◆ **Directions for this task**: Filter the records below for the word "hours". Copy each line that holds it.

◆ **Data for this exercise**:
— START —

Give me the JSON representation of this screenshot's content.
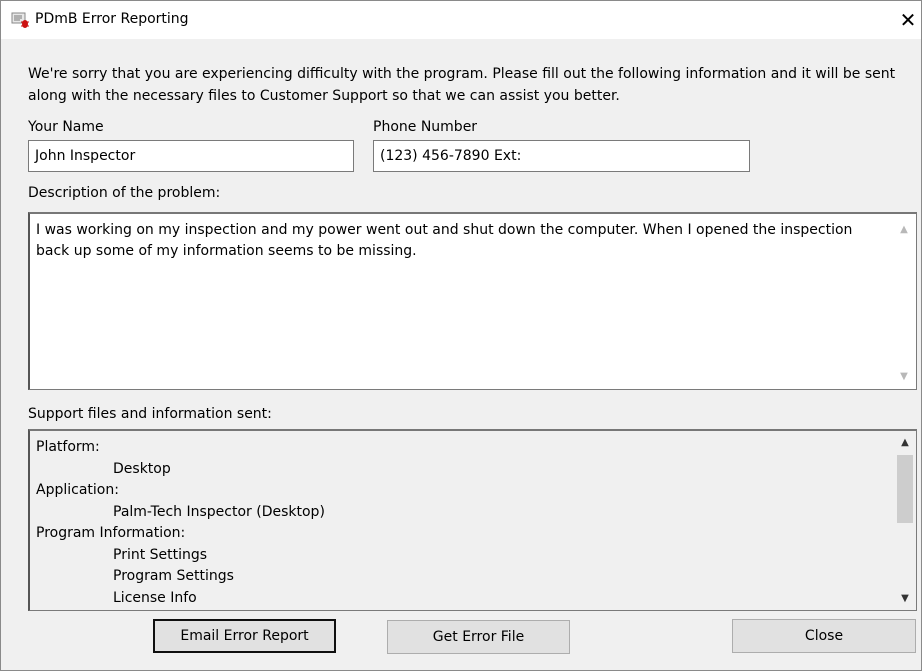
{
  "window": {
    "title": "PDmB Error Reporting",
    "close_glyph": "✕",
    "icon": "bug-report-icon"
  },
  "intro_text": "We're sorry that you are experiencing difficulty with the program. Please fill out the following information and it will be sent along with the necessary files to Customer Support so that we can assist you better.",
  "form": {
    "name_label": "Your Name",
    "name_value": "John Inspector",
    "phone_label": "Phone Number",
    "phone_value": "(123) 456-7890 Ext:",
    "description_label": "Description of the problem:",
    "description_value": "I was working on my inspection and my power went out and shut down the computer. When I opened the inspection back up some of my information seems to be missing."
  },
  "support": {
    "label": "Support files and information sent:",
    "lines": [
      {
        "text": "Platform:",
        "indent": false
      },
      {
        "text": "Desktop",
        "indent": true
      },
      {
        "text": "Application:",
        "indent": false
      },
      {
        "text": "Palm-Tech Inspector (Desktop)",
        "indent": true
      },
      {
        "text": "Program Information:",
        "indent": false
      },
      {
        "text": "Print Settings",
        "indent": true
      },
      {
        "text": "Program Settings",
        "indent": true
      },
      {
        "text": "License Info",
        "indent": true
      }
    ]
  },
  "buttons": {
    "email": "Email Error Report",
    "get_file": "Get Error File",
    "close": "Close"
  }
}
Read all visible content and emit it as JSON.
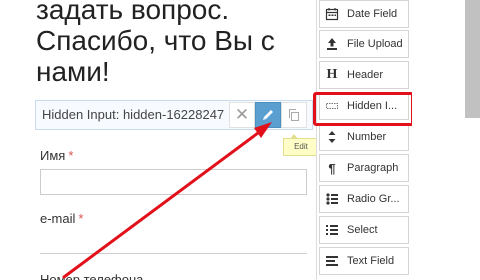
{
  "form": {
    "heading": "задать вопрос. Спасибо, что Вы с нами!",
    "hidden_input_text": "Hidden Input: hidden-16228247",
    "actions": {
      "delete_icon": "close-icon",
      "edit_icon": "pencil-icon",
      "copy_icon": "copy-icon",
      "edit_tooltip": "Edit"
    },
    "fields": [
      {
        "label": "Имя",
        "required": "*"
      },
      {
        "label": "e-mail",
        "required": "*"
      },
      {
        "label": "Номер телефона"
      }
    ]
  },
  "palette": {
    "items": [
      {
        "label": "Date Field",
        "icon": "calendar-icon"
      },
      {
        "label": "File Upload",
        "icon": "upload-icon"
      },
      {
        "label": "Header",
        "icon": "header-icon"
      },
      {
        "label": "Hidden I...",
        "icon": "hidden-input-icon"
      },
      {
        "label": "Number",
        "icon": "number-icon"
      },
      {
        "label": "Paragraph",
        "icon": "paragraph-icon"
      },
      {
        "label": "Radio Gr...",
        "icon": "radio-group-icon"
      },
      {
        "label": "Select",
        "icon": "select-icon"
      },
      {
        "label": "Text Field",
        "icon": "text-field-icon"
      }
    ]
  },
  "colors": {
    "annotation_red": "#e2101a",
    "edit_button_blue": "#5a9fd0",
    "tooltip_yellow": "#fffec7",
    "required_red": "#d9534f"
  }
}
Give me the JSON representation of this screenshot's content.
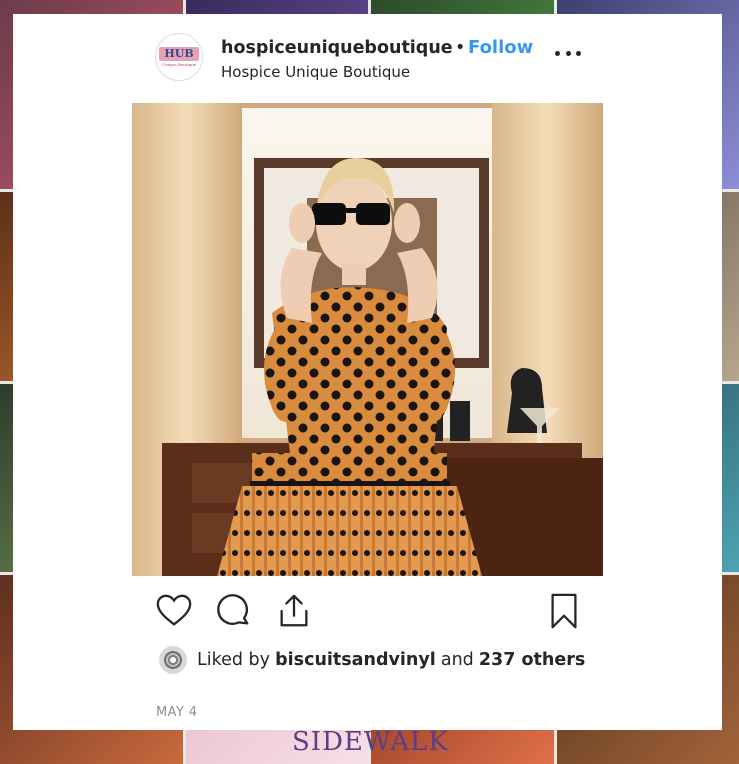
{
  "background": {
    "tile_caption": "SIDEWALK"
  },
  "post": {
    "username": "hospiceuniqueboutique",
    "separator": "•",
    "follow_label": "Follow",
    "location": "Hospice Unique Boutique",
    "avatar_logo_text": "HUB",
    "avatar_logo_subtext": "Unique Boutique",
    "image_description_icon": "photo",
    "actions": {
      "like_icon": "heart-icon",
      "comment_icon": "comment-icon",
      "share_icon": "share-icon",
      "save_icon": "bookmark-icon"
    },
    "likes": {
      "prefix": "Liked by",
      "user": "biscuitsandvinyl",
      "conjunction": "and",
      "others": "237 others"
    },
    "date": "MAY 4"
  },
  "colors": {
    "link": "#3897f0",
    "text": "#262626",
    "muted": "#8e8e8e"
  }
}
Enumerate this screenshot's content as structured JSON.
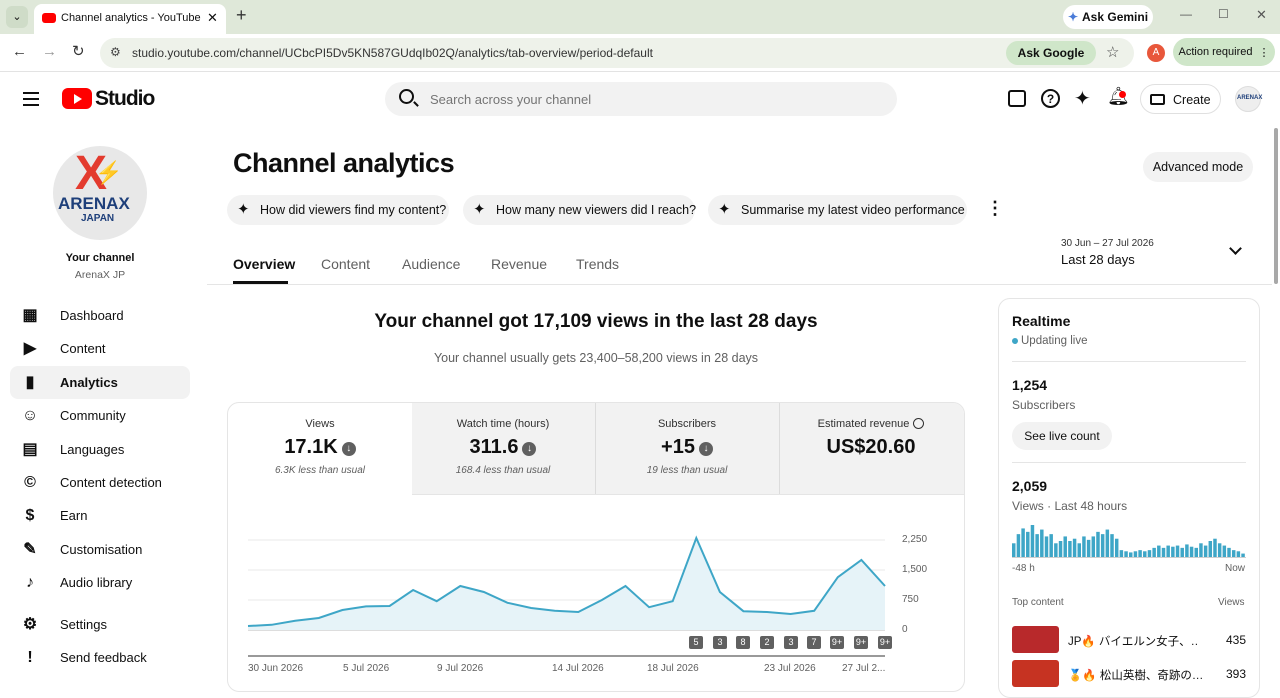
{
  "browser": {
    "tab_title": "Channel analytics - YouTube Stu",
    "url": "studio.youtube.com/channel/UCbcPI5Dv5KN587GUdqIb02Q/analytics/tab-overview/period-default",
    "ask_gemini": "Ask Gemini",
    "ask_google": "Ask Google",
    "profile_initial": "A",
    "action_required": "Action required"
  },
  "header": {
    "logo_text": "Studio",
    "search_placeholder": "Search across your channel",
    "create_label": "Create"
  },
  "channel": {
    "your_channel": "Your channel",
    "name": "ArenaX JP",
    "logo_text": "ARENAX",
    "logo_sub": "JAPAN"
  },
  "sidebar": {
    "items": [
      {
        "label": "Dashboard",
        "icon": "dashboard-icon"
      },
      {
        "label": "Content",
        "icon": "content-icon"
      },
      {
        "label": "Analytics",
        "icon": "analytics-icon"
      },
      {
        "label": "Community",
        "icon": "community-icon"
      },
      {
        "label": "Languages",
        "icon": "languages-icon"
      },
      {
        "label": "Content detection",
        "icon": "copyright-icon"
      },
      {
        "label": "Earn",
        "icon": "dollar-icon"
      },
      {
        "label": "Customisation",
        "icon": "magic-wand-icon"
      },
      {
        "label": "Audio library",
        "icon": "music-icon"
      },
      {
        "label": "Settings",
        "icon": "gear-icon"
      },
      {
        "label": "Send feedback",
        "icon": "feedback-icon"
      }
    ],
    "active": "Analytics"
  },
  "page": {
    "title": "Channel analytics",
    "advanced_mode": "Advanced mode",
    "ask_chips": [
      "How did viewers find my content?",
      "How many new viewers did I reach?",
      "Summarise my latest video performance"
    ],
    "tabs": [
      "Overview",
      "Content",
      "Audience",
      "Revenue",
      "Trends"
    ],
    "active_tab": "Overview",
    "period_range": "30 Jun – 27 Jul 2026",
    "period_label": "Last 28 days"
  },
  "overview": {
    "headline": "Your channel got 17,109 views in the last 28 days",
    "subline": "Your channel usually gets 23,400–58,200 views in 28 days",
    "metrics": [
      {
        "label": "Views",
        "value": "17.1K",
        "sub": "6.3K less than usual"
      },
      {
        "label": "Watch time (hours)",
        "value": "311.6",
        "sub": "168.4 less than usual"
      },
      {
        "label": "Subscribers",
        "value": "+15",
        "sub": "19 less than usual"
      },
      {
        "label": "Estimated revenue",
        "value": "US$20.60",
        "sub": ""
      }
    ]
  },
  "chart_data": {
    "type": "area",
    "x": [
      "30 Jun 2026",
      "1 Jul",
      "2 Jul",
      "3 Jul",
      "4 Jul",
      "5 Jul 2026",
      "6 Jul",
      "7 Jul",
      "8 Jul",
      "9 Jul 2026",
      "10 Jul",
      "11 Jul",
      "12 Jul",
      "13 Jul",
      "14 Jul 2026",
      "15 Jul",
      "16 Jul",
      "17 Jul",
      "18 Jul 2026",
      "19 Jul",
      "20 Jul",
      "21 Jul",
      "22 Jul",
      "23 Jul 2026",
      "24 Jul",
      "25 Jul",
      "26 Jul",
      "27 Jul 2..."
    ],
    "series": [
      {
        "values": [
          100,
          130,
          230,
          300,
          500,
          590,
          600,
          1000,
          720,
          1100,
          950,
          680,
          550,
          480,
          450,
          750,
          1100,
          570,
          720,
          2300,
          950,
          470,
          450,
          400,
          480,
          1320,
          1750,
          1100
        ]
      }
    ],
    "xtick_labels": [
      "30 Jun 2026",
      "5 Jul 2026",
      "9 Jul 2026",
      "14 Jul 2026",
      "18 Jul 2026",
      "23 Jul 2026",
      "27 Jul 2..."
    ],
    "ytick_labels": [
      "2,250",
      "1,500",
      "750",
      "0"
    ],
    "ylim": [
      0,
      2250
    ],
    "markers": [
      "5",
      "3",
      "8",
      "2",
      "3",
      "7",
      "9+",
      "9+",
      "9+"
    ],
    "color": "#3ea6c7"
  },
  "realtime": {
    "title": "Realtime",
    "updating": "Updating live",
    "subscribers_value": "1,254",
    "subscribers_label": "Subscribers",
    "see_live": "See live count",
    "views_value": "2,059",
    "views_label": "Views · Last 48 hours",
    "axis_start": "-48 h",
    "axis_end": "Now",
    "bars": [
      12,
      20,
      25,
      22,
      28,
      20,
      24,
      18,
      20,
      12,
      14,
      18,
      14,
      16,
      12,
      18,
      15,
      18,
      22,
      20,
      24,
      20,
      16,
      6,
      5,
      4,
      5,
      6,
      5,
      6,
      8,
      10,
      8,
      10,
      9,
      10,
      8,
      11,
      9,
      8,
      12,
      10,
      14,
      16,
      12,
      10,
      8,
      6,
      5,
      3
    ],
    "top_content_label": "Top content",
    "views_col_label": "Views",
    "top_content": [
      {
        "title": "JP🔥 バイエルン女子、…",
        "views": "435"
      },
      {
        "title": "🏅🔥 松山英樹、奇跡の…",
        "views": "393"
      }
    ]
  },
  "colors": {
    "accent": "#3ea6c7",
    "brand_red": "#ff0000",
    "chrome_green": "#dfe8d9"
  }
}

— END —

◆ **Written solution**:
        "label": "Watch time (hours)",
    "views_label": "Views · Last 48 hours",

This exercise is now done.